● **RECORDED DATA**

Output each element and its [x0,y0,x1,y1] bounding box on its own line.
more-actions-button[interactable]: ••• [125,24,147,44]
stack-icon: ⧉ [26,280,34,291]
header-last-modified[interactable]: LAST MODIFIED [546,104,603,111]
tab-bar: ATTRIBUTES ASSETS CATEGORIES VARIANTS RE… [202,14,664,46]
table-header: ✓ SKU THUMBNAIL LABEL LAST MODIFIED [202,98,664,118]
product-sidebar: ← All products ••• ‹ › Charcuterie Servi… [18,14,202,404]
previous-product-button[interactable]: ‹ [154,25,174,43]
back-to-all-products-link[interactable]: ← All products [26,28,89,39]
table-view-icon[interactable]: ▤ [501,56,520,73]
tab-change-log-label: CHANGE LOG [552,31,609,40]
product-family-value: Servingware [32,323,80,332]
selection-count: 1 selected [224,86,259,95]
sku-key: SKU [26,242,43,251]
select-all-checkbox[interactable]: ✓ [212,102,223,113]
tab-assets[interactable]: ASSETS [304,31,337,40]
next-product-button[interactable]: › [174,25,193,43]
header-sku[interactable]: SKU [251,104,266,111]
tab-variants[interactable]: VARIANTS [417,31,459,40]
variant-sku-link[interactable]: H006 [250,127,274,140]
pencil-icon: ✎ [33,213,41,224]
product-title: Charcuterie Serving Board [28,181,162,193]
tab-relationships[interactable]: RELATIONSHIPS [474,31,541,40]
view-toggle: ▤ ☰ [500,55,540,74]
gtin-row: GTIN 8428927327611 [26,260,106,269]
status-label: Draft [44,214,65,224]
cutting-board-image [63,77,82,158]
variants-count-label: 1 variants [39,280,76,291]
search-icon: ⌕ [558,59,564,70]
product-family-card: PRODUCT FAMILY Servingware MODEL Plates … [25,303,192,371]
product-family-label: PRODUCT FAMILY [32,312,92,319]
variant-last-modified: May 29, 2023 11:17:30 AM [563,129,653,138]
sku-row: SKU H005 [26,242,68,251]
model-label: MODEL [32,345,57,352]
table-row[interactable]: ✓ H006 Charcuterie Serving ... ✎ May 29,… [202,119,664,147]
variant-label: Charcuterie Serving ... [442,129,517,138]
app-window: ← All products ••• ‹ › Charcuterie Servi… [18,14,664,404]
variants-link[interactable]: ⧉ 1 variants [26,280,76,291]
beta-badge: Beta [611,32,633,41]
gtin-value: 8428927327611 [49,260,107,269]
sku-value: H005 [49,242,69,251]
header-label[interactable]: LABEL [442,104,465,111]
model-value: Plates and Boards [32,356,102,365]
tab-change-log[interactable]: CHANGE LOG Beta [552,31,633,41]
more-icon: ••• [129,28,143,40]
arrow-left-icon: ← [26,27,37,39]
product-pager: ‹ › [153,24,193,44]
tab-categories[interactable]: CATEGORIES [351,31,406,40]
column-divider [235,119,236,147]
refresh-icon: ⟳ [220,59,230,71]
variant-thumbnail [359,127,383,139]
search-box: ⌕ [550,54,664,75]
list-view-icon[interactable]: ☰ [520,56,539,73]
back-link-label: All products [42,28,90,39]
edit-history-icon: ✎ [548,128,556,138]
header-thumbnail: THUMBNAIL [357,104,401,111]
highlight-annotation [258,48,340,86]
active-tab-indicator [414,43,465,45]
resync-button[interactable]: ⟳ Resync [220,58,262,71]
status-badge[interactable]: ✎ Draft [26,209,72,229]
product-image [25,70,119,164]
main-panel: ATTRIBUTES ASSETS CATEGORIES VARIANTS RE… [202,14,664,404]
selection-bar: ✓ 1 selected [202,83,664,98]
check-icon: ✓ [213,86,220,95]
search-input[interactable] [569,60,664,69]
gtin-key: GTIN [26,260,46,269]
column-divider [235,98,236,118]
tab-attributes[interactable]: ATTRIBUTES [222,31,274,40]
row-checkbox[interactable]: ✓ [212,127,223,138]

● **GIVEN TASK**
Rewrite every line of the material above as a JSON list of strings, one string per line, leaving out any blank lines.

● **THE SOLUTION**
[
  "Output each element and its [x0,y0,x1,y1] bounding box on its own line.",
  "more-actions-button[interactable]: ••• [125,24,147,44]",
  "stack-icon: ⧉ [26,280,34,291]",
  "header-last-modified[interactable]: LAST MODIFIED [546,104,603,111]",
  "tab-bar: ATTRIBUTES ASSETS CATEGORIES VARIANTS RE… [202,14,664,46]",
  "table-header: ✓ SKU THUMBNAIL LABEL LAST MODIFIED [202,98,664,118]",
  "product-sidebar: ← All products ••• ‹ › Charcuterie Servi… [18,14,202,404]",
  "previous-product-button[interactable]: ‹ [154,25,174,43]",
  "back-to-all-products-link[interactable]: ← All products [26,28,89,39]",
  "table-view-icon[interactable]: ▤ [501,56,520,73]",
  "tab-change-log-label: CHANGE LOG [552,31,609,40]",
  "product-family-value: Servingware [32,323,80,332]",
  "selection-count: 1 selected [224,86,259,95]",
  "sku-key: SKU [26,242,43,251]",
  "select-all-checkbox[interactable]: ✓ [212,102,223,113]",
  "tab-assets[interactable]: ASSETS [304,31,337,40]",
  "next-product-button[interactable]: › [174,25,193,43]",
  "header-sku[interactable]: SKU [251,104,266,111]",
  "tab-variants[interactable]: VARIANTS [417,31,459,40]",
  "variant-sku-link[interactable]: H006 [250,127,274,140]",
  "pencil-icon: ✎ [33,213,41,224]",
  "product-title: Charcuterie Serving Board [28,181,162,193]",
  "tab-relationships[interactable]: RELATIONSHIPS [474,31,541,40]",
  "view-toggle: ▤ ☰ [500,55,540,74]",
  "gtin-row: GTIN 8428927327611 [26,260,106,269]",
  "status-label: Draft [44,214,65,224]",
  "cutting-board-image [63,77,82,158]",
  "variants-count-label: 1 variants [39,280,76,291]",
  "search-icon: ⌕ [558,59,564,70]",
  "product-family-card: PRODUCT FAMILY Servingware MODEL Plates … [25,303,192,371]",
  "product-family-label: PRODUCT FAMILY [32,312,92,319]",
  "variant-last-modified: May 29, 2023 11:17:30 AM [563,129,653,138]",
  "sku-row: SKU H005 [26,242,68,251]",
  "model-label: MODEL [32,345,57,352]",
  "table-row[interactable]: ✓ H006 Charcuterie Serving ... ✎ May 29,… [202,119,664,147]",
  "variant-label: Charcuterie Serving ... [442,129,517,138]",
  "app-window: ← All products ••• ‹ › Charcuterie Servi… [18,14,664,404]",
  "variants-link[interactable]: ⧉ 1 variants [26,280,76,291]",
  "beta-badge: Beta [611,32,633,41]",
  "gtin-value: 8428927327611 [49,260,107,269]",
  "sku-value: H005 [49,242,69,251]",
  "header-label[interactable]: LABEL [442,104,465,111]",
  "model-value: Plates and Boards [32,356,102,365]",
  "tab-change-log[interactable]: CHANGE LOG Beta [552,31,633,41]",
  "more-icon: ••• [129,28,143,40]",
  "arrow-left-icon: ← [26,27,37,39]",
  "product-pager: ‹ › [153,24,193,44]",
  "tab-categories[interactable]: CATEGORIES [351,31,406,40]",
  "column-divider [235,119,236,147]",
  "refresh-icon: ⟳ [220,59,230,71]",
  "variant-thumbnail [359,127,383,139]",
  "search-box: ⌕ [550,54,664,75]",
  "list-view-icon[interactable]: ☰ [520,56,539,73]",
  "back-link-label: All products [42,28,90,39]",
  "edit-history-icon: ✎ [548,128,556,138]",
  "header-thumbnail: THUMBNAIL [357,104,401,111]",
  "highlight-annotation [258,48,340,86]",
  "active-tab-indicator [414,43,465,45]",
  "resync-button[interactable]: ⟳ Resync [220,58,262,71]",
  "status-badge[interactable]: ✎ Draft [26,209,72,229]",
  "product-image [25,70,119,164]",
  "main-panel: ATTRIBUTES ASSETS CATEGORIES VARIANTS RE… [202,14,664,404]",
  "selection-bar: ✓ 1 selected [202,83,664,98]",
  "check-icon: ✓ [213,86,220,95]",
  "search-input[interactable] [569,60,664,69]",
  "gtin-key: GTIN [26,260,46,269]",
  "column-divider [235,98,236,118]",
  "tab-attributes[interactable]: ATTRIBUTES [222,31,274,40]",
  "row-checkbox[interactable]: ✓ [212,127,223,138]"
]